* How to complete this task
Among the entries below, count the lines that contain the word "anti". Respond with the count only.

* Data for the task
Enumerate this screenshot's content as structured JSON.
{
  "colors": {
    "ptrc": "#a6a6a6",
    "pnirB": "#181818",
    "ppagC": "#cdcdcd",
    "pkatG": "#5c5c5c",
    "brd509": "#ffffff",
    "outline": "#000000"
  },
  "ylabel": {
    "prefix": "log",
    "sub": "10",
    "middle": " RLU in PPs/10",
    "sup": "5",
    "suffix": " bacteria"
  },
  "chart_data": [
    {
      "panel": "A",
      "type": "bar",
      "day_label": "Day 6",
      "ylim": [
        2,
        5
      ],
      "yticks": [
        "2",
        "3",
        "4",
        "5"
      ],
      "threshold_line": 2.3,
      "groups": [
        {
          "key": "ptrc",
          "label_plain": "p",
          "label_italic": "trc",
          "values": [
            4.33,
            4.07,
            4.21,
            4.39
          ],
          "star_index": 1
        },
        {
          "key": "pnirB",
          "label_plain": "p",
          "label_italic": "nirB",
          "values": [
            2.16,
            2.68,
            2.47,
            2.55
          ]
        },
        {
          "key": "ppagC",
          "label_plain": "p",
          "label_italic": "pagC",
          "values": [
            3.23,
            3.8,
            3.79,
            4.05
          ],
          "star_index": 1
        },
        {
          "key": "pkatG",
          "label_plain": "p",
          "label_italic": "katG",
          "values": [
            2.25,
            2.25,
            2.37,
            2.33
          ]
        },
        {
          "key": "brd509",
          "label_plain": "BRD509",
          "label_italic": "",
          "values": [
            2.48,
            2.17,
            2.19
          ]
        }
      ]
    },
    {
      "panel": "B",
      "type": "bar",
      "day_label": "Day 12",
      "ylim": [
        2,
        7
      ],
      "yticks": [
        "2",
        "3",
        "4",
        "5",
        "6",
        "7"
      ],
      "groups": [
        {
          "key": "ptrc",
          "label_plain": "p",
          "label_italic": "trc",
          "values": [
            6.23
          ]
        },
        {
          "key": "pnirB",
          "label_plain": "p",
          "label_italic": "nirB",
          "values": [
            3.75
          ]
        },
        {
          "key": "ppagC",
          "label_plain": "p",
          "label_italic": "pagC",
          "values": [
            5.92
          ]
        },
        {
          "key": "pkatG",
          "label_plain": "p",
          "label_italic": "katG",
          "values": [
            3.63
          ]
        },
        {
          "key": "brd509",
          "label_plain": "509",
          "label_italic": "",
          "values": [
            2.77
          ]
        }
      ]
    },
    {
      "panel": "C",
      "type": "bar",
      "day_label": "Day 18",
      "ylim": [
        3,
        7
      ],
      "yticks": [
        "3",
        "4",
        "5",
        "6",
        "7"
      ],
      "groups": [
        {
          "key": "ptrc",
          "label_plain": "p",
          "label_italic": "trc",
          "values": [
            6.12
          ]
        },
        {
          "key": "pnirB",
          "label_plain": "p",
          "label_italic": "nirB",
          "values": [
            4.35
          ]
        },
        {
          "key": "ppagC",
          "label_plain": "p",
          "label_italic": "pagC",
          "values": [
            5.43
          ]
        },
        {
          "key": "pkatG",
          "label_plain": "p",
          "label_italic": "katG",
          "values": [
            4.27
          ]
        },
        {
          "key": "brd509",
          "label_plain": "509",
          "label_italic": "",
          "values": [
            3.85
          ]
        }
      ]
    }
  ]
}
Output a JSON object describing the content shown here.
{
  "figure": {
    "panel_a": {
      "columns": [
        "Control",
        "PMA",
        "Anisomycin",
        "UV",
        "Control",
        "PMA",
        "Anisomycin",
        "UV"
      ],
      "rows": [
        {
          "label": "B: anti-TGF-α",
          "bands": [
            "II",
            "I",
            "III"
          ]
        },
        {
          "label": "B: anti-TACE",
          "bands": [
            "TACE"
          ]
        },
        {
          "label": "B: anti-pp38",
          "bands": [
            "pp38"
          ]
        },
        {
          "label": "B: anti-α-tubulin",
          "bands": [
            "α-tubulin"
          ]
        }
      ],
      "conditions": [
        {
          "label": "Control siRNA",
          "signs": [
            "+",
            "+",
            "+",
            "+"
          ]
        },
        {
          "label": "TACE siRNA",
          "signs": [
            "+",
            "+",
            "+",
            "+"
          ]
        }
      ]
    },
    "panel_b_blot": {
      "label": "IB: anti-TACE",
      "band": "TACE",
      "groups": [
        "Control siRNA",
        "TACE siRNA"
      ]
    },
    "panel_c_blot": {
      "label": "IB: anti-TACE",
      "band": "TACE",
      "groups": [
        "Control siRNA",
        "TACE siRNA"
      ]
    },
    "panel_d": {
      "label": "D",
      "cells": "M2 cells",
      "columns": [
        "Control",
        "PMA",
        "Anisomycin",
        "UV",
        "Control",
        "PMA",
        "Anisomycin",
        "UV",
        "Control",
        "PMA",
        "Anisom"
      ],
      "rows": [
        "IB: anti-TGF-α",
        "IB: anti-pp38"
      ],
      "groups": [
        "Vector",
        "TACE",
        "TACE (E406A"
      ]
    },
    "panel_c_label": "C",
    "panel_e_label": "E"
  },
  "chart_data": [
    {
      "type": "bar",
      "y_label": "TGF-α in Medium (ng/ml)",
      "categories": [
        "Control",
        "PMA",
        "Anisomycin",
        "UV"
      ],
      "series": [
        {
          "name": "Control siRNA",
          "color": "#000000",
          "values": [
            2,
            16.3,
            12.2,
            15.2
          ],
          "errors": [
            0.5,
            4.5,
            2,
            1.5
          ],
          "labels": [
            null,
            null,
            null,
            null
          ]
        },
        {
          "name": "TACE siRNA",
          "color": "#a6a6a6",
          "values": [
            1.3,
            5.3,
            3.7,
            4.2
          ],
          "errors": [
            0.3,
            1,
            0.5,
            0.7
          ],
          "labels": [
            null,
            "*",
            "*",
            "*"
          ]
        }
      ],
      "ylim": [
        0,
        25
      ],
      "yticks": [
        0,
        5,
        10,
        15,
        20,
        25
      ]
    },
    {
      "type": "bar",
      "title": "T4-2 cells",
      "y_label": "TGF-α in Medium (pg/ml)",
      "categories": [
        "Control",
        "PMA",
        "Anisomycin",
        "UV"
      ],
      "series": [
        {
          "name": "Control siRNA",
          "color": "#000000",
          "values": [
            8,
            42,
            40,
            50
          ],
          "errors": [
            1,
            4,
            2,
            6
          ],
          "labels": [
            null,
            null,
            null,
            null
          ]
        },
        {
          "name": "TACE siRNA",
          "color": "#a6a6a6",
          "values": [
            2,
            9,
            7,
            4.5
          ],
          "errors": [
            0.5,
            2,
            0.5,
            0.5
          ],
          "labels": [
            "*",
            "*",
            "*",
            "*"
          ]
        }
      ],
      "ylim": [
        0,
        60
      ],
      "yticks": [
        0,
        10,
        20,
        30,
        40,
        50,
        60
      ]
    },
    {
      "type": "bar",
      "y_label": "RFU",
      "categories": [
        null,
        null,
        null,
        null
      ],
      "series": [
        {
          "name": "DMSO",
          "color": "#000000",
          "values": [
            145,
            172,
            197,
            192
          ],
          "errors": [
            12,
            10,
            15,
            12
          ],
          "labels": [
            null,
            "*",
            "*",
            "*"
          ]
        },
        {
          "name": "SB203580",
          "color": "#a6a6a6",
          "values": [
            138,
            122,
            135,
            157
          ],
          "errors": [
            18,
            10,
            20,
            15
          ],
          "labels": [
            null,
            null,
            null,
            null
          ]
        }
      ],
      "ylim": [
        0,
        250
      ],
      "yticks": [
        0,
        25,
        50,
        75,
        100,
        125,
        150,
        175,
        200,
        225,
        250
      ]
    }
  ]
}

* Your response
8